[Stored data entries]
********************
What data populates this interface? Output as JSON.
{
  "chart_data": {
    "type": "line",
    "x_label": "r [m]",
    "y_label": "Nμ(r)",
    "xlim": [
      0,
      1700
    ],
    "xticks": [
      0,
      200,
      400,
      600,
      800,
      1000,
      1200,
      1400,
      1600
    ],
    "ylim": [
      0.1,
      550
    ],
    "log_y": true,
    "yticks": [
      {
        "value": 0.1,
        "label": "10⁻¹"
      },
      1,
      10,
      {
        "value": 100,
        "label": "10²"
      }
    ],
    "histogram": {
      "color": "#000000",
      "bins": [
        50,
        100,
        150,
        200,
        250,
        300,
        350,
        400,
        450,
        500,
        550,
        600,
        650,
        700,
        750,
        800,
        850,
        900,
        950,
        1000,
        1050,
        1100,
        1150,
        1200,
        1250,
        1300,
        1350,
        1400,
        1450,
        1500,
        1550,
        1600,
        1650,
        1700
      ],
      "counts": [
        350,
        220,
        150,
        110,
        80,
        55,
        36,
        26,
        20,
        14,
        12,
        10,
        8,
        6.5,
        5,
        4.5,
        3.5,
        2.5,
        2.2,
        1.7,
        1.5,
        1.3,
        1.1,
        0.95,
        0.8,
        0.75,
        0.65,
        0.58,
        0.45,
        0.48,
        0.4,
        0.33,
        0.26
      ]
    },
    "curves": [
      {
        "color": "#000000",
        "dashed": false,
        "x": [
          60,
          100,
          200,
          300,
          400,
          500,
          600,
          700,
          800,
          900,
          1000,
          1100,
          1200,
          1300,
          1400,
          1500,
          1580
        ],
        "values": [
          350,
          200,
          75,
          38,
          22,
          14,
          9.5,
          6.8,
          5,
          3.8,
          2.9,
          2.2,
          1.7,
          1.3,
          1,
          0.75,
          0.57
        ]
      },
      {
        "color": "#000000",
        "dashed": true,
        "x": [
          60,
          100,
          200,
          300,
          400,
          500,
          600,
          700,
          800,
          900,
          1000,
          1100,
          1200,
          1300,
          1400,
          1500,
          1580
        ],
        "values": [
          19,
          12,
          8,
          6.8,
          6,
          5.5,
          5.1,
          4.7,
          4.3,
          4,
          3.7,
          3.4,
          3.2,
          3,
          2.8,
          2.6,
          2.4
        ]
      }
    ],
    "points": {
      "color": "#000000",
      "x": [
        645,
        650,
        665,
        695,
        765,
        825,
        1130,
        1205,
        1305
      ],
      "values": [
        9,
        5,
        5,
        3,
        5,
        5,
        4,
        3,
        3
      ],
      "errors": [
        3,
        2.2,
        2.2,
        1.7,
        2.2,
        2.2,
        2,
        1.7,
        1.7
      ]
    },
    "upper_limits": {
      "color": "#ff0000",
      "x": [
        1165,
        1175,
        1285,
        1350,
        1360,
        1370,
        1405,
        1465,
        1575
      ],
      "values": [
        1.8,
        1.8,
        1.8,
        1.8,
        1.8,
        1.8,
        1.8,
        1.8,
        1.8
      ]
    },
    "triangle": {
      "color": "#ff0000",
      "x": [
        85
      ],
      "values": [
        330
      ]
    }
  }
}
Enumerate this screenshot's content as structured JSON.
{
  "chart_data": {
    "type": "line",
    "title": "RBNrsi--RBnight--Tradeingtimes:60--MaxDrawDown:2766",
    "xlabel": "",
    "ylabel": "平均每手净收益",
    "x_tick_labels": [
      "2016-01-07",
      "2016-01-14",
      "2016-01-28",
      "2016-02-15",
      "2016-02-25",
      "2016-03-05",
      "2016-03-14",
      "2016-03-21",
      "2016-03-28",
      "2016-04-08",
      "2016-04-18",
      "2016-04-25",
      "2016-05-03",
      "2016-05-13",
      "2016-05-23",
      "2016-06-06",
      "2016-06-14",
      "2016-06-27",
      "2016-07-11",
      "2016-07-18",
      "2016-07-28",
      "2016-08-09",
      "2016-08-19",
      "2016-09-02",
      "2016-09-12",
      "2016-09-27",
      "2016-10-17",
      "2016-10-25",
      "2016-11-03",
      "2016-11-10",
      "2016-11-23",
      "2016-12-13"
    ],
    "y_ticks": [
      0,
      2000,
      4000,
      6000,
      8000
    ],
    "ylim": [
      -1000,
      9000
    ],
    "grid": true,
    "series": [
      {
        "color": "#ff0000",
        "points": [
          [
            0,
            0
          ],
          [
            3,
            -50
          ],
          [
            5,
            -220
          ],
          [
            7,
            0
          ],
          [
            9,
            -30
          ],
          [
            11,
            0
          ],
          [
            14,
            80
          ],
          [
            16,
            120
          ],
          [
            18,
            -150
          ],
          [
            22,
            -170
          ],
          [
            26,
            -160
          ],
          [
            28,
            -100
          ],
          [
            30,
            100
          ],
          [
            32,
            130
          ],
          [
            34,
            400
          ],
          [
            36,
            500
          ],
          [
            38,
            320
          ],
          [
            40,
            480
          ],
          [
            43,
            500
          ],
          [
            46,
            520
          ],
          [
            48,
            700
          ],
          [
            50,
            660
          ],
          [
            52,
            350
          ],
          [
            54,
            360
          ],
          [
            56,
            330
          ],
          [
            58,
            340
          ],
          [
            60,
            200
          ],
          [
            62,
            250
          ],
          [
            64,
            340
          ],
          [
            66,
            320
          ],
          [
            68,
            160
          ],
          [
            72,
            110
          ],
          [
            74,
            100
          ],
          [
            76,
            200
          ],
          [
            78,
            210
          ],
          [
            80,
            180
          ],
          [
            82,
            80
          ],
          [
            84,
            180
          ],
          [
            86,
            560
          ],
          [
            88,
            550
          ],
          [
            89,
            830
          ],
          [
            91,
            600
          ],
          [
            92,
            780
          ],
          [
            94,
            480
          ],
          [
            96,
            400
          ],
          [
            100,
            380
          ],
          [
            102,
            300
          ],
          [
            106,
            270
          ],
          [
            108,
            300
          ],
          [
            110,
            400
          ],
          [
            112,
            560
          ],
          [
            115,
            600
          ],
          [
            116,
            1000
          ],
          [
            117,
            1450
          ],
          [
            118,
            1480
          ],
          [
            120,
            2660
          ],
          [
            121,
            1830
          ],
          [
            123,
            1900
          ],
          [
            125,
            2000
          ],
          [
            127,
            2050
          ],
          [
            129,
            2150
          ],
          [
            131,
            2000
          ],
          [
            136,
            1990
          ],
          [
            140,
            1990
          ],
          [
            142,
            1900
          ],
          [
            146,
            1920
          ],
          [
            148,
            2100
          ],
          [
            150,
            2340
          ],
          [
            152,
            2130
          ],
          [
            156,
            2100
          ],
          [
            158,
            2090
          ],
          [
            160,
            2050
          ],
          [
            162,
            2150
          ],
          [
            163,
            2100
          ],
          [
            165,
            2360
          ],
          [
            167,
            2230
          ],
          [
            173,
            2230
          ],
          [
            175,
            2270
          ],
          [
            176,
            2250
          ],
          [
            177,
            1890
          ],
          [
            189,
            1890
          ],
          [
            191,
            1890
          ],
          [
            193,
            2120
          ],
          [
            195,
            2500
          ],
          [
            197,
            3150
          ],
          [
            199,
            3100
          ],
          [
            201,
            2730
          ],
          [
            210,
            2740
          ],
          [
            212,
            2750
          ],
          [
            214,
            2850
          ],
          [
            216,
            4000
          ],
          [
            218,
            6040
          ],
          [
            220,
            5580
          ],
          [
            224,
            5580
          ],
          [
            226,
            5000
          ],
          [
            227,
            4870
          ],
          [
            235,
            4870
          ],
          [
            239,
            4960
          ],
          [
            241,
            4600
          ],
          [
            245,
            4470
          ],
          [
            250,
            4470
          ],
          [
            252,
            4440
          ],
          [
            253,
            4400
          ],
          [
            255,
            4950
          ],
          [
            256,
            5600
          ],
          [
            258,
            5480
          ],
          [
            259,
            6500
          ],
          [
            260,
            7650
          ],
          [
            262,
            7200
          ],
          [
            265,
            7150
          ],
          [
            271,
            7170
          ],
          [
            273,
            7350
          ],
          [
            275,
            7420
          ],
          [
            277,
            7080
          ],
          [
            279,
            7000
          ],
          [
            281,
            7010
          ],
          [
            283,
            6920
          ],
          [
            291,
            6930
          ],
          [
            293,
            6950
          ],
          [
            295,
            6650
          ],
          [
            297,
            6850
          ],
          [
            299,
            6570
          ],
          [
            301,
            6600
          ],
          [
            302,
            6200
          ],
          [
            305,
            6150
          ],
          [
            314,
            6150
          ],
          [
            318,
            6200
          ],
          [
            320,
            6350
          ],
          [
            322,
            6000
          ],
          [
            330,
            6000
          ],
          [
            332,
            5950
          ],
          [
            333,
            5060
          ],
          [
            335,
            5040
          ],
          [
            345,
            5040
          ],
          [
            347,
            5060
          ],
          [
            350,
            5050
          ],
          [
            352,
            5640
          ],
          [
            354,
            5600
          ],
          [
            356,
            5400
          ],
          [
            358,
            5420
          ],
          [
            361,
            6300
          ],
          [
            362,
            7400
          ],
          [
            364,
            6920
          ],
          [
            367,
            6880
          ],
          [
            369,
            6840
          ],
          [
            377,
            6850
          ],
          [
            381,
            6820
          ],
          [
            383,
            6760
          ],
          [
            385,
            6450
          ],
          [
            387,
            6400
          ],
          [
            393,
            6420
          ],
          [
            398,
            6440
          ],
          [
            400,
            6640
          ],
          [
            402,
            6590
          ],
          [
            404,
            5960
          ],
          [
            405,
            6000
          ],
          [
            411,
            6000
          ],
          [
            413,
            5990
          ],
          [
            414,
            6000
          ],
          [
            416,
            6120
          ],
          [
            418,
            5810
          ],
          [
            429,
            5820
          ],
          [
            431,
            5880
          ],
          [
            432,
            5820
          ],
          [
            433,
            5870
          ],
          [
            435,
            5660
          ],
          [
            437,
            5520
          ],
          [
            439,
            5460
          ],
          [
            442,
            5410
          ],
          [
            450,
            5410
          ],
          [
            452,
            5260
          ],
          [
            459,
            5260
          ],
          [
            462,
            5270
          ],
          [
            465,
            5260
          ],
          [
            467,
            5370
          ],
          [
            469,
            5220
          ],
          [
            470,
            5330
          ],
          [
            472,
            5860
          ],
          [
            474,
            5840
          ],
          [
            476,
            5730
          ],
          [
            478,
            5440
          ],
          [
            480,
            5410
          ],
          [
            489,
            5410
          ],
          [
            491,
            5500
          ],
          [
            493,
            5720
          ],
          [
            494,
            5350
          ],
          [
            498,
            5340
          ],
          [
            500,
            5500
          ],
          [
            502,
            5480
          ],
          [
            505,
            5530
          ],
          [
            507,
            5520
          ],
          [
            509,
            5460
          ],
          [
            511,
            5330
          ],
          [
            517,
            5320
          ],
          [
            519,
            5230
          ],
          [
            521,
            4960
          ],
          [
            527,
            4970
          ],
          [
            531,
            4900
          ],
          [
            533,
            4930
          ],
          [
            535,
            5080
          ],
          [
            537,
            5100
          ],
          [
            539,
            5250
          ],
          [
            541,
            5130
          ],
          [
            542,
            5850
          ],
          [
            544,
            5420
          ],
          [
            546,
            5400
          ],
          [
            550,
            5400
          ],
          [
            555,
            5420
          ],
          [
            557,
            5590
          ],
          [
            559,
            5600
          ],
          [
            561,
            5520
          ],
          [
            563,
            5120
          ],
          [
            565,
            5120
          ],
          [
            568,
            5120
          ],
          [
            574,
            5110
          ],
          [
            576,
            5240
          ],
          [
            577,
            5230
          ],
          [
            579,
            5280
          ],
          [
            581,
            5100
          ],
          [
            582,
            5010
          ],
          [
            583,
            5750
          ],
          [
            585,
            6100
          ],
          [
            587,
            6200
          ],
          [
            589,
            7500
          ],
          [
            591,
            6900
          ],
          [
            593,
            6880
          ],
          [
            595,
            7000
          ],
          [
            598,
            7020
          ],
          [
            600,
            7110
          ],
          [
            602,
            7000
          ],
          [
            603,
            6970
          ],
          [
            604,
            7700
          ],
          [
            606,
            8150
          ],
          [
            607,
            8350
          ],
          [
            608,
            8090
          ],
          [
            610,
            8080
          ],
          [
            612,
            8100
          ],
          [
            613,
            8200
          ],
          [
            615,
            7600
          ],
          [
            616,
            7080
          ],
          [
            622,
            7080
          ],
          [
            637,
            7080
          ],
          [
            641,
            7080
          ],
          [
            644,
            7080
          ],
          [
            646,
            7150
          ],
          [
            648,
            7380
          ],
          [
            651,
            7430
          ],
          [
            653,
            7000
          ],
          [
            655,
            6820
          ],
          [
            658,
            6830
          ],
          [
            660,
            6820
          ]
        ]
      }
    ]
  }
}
********************
Challenge
In the records above, locate every line with the string "JSON" and copy it.

Complete answer
What data populates this interface? Output as JSON.
Enumerate this screenshot's content as structured JSON.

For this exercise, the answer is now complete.